Excerpted passage |
***

Y12W22WR Why your writing loses readers

Design
The writing prompt

Take a recent piece of your own writing, diagnose the specific weaknesses using the research-based principles, and rewrite a paragraph applying your diagnosis.

1Retrieval check

Q1.What principles do Pinker and Zinsser converge on for clear writing?

  • ALong sentences, passive voice, abstract nouns
  • BConcrete verbs, active voice, specific nouns, short sentences where possible
  • CTechnical jargon to signal expertise
  • DOpening with a thesis every time

Q2.What does Pinker mean by the ‘curse of knowledge’?

  • AKnowing too much makes you a worse writer overall
  • BExperts forget what non-experts don’t know, producing writing that assumes too much
  • CReading too many books distorts your style
  • DResearch findings are a curse for writers
Show answer key

Q1 → B. Concrete verbs, active voice, specific nouns, short sentences where possible.Clear prose favours strong verbs and specific nouns; simplification isn’t dumbing down.

Q2 → B. Experts forget what non-experts don’t know, producing writing that assumes too much.The curse makes your own gaps invisible to you; revise for the reader, not yourself.

2Prompt deconstruction

Stimulus
Pinker’s and Zinsser’s research-based principles; the curse of knowledge.
Scope
Reference specific principles; use a real piece of your own writing.
Case
One paragraph — originally written by you — diagnosed and rewritten.
Thinking
Honest diagnosis against your own work; most writers resist seeing their weaknesses.
Output
Original + diagnosis + rewrite + what the exercise taught you.

3Position nudge

Where on the range does your proposal sit?

Pole A
Pole B

Pole ALight touch (preserve original voice)

Pole BHeavy rewrite (enforce every principle)

Commit to a specific point; defend it in your planner.

***

Provided material |
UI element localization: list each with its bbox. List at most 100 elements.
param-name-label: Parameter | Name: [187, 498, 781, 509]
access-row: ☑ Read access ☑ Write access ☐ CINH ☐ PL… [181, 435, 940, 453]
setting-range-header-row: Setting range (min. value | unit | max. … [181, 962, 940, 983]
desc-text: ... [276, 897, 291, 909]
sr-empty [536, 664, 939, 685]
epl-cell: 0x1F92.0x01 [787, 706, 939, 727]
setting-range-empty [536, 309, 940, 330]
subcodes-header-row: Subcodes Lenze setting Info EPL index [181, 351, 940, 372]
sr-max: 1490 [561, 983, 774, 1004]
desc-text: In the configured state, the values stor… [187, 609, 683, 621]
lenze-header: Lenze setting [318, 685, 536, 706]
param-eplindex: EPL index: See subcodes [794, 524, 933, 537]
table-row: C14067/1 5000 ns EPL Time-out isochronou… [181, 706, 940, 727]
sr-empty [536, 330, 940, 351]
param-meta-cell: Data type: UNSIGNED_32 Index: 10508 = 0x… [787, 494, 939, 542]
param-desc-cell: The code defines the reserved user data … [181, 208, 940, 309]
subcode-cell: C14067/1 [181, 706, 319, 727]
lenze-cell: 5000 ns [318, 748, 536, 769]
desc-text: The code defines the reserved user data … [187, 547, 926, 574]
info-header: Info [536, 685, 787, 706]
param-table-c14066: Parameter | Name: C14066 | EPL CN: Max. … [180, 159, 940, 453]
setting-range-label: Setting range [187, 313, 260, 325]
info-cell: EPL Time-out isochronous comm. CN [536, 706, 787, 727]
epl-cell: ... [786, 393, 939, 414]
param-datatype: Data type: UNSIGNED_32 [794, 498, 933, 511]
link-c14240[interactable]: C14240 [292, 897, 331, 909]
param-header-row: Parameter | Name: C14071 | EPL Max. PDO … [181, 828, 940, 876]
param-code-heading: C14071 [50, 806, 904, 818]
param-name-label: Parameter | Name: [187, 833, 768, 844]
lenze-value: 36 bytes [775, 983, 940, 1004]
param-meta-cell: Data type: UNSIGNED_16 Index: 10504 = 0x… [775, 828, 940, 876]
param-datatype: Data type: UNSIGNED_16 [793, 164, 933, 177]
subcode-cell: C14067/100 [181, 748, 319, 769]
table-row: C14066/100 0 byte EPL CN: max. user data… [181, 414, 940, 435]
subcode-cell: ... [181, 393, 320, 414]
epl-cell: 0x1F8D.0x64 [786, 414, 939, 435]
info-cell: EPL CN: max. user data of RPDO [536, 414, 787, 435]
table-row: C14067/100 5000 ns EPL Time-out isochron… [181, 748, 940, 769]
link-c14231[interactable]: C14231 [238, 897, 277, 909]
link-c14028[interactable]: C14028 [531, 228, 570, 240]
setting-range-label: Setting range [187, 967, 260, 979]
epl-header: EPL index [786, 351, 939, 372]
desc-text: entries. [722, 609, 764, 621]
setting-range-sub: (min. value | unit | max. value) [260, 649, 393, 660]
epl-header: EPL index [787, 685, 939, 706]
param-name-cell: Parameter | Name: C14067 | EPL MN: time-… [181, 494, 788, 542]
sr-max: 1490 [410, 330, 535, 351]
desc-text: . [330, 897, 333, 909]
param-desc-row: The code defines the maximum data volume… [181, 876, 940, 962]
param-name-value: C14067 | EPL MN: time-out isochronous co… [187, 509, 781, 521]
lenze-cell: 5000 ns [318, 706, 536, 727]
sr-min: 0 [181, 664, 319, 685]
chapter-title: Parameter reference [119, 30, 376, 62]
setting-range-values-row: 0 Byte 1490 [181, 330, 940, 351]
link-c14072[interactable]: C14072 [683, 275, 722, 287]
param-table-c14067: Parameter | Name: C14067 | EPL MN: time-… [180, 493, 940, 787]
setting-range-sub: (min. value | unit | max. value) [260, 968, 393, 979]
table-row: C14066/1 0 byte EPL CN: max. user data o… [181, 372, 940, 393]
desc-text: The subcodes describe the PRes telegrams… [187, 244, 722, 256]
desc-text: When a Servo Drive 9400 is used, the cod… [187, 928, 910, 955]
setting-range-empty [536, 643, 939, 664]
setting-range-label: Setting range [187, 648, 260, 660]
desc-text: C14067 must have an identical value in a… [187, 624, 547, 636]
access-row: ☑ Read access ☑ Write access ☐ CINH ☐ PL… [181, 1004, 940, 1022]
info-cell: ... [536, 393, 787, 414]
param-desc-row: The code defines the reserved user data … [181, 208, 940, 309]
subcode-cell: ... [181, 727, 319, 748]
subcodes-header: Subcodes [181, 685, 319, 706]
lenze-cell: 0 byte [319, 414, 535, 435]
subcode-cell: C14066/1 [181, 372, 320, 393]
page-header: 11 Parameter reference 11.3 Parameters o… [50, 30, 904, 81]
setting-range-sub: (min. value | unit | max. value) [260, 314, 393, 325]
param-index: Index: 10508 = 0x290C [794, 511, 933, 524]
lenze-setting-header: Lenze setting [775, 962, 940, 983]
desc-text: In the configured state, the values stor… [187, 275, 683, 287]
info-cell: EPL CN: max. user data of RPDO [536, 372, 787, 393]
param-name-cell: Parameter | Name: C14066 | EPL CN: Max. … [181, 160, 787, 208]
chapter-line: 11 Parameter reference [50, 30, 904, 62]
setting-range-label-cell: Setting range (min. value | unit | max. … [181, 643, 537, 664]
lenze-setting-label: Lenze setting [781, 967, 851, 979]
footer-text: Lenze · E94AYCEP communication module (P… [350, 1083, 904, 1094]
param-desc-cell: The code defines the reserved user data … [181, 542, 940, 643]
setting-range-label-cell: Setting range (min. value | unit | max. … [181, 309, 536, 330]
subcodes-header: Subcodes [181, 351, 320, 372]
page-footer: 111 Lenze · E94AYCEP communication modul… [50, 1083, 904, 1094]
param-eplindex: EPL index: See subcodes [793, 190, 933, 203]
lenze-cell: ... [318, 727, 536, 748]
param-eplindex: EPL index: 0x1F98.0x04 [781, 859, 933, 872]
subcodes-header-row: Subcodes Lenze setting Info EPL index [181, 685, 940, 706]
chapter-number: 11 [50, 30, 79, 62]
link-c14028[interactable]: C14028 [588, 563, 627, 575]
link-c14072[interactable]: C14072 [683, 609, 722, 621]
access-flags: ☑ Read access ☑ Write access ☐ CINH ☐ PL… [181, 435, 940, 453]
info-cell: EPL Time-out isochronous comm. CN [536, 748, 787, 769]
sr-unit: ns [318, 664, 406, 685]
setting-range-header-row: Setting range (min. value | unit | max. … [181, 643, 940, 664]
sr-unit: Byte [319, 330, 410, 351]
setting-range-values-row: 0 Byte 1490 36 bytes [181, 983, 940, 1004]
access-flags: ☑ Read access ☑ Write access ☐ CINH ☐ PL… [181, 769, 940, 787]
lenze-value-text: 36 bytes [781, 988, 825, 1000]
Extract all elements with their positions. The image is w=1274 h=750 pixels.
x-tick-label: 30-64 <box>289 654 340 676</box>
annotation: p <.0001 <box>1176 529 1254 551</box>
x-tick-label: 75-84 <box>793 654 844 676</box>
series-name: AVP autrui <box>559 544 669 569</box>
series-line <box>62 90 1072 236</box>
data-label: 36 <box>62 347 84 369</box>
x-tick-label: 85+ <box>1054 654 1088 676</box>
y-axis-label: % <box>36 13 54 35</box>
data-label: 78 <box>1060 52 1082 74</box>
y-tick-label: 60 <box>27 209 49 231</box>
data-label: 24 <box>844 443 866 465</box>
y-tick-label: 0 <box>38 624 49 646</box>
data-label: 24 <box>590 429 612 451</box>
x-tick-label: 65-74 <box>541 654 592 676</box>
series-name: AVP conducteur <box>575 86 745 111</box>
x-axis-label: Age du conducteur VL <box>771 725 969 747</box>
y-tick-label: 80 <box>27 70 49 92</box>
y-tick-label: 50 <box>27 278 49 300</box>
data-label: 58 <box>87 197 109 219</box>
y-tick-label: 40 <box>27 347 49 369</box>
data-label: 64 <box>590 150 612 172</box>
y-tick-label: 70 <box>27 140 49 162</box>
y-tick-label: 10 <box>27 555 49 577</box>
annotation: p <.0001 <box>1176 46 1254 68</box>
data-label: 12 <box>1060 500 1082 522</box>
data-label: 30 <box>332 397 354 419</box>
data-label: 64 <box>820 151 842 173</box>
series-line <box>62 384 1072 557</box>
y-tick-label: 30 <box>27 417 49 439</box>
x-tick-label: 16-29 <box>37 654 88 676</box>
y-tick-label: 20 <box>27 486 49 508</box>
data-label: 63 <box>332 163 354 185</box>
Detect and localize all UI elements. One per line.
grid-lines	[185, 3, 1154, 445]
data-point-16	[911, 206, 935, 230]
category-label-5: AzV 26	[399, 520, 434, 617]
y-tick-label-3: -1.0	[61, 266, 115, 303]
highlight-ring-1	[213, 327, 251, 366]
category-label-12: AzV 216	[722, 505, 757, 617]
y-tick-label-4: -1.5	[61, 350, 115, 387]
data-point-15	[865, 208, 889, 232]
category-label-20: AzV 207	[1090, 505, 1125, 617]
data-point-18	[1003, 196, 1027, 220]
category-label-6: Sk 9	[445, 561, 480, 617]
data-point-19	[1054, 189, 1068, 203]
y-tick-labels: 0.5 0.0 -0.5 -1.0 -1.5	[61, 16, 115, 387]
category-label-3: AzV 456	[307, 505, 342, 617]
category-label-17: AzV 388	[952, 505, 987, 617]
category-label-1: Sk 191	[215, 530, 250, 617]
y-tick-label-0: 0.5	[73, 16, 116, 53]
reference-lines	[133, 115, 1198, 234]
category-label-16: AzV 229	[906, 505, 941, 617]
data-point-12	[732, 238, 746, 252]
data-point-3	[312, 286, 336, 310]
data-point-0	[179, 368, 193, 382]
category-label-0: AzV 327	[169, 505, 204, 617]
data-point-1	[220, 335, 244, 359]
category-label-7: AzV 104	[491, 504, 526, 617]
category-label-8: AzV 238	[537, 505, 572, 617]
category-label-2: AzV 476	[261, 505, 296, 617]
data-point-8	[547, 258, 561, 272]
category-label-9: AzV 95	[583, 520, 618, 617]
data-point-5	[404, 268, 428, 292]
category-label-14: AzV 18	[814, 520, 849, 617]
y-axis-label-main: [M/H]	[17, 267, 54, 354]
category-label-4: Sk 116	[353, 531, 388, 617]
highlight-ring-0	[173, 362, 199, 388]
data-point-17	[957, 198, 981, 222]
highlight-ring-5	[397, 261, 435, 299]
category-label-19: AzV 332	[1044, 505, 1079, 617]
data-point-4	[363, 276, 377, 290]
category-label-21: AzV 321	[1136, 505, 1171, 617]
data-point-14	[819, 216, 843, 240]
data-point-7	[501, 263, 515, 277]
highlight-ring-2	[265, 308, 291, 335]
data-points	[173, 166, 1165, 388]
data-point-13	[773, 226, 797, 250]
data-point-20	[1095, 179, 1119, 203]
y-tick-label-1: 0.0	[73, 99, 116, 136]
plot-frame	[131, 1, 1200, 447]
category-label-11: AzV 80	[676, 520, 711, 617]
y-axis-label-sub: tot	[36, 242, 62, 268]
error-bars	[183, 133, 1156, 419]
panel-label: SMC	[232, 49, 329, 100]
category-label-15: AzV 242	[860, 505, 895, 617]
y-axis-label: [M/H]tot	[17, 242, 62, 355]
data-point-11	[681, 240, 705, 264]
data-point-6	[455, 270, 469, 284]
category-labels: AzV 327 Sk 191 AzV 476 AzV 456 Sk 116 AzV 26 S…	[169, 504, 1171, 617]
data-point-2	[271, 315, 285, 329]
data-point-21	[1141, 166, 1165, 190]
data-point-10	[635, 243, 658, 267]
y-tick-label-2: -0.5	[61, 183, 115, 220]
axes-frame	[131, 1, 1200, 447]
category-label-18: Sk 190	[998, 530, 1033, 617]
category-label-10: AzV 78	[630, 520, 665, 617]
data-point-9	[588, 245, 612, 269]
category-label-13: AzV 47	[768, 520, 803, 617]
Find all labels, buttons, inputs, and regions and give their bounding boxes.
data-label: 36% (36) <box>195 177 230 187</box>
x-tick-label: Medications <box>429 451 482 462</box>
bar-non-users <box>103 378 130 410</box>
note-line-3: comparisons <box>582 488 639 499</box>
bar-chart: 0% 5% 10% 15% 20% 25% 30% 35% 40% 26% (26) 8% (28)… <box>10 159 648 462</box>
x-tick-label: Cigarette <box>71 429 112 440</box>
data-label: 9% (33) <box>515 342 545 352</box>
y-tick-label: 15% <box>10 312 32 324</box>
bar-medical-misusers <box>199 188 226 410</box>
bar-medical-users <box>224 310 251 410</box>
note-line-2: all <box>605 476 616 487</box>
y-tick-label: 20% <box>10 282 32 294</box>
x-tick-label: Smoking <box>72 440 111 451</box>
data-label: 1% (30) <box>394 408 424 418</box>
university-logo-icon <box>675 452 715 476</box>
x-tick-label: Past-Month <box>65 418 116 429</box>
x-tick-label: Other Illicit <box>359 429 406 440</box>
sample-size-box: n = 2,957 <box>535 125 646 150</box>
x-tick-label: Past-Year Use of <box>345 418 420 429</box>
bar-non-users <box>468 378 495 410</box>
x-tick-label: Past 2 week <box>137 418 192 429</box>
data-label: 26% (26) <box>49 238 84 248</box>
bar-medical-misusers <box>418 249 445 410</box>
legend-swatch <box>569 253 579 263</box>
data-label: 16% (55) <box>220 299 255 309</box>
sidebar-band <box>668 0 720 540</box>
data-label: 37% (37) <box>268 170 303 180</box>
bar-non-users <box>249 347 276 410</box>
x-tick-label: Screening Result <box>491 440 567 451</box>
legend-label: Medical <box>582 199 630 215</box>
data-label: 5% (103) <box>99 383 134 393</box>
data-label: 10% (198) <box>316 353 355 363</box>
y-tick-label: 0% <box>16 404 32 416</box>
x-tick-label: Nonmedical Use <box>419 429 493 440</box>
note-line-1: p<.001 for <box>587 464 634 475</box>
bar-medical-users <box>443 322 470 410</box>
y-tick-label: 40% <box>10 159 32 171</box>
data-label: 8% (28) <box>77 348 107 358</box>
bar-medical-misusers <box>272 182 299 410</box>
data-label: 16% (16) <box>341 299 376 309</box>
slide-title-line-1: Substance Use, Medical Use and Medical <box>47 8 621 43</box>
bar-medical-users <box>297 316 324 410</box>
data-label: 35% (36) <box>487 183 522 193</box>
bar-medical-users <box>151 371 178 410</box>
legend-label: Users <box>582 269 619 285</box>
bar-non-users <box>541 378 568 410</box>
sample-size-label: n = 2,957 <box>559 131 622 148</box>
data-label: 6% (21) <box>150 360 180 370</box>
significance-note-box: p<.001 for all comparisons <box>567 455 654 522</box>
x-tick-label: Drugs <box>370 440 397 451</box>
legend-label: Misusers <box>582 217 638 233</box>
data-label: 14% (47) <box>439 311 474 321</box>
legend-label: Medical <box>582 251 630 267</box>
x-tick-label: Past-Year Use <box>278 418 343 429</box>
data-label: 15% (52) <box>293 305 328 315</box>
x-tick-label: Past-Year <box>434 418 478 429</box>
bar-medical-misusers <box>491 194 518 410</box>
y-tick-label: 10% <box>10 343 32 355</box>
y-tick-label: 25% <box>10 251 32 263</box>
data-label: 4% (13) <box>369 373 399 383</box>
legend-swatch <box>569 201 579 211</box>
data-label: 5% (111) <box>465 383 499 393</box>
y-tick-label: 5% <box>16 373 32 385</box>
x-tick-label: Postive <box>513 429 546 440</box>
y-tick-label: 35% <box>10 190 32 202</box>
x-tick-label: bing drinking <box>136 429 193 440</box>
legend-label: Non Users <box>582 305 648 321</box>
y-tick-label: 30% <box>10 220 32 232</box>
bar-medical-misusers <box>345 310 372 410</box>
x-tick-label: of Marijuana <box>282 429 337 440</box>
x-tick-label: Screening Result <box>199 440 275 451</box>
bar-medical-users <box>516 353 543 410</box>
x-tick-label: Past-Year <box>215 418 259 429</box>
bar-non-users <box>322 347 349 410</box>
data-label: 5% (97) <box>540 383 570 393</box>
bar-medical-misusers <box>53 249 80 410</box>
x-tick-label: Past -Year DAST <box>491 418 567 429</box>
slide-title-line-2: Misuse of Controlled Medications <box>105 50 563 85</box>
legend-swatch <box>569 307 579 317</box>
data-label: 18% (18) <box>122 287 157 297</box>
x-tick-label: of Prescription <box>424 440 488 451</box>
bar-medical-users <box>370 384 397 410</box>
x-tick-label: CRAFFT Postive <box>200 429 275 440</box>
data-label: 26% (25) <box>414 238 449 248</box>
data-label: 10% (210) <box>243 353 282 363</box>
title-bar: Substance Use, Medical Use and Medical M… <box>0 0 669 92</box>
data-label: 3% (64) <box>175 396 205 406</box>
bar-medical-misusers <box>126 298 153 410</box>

***

Exercise requirements |
(1) Reproduce word for word the stretch of the writing lesson from "Q1 → B. Concrete" through "curse of knowledge.".
(2) What do most writers resist, according to the writing lesson?
(3) Write what comes next in the lesson on why writing loses readers, starting after its last line.
You won't need the records.

Outputs for the tasks |
(1)
Q1 → B. Concrete verbs, active voice, specific nouns, short sentences where possible.Clear prose favours strong verbs and specific nouns; simplification isn’t dumbing down.

Q2 → B. Experts forget what non-experts don’t know, producing writing that assumes too much.The curse makes your own gaps invisible to you; revise for the reader, not yourself.

2Prompt deconstruction

Stimulus
Pinker’s and Zinsser’s research-based principles; the curse of knowledge.

(2) Seeing their weaknesses.

(3)
4Planner — design the thing, then the trade-offs

The paragraph
Paste the original paragraph (or summarise).
Weak verbs
Which verbs are vague? What would replace them?
Voice issues
Where does passive voice hide agency?
Abstract nouns
Which nouns blur meaning? Specific swap?
Curse of knowledge
What are you assuming the reader knows?
The rewrite
Rewrite the paragraph applying the diagnosis.
What this taught me
Your specific tendencies — what to watch for next time.

5Sentence stems

  • My proposal is ___.
  • I am grounding this in [researcher]’s finding that ___.
  • The main trade-off is ___: this design gains ___ but loses ___.
  • The most predictable objection is ___, and my response is ___.
  • I would know it was working after [time] if ___.
  • What I am most likely to abandon is ___, so I will build in ___ to prevent that.

6Exemplar paragraph (not about this article)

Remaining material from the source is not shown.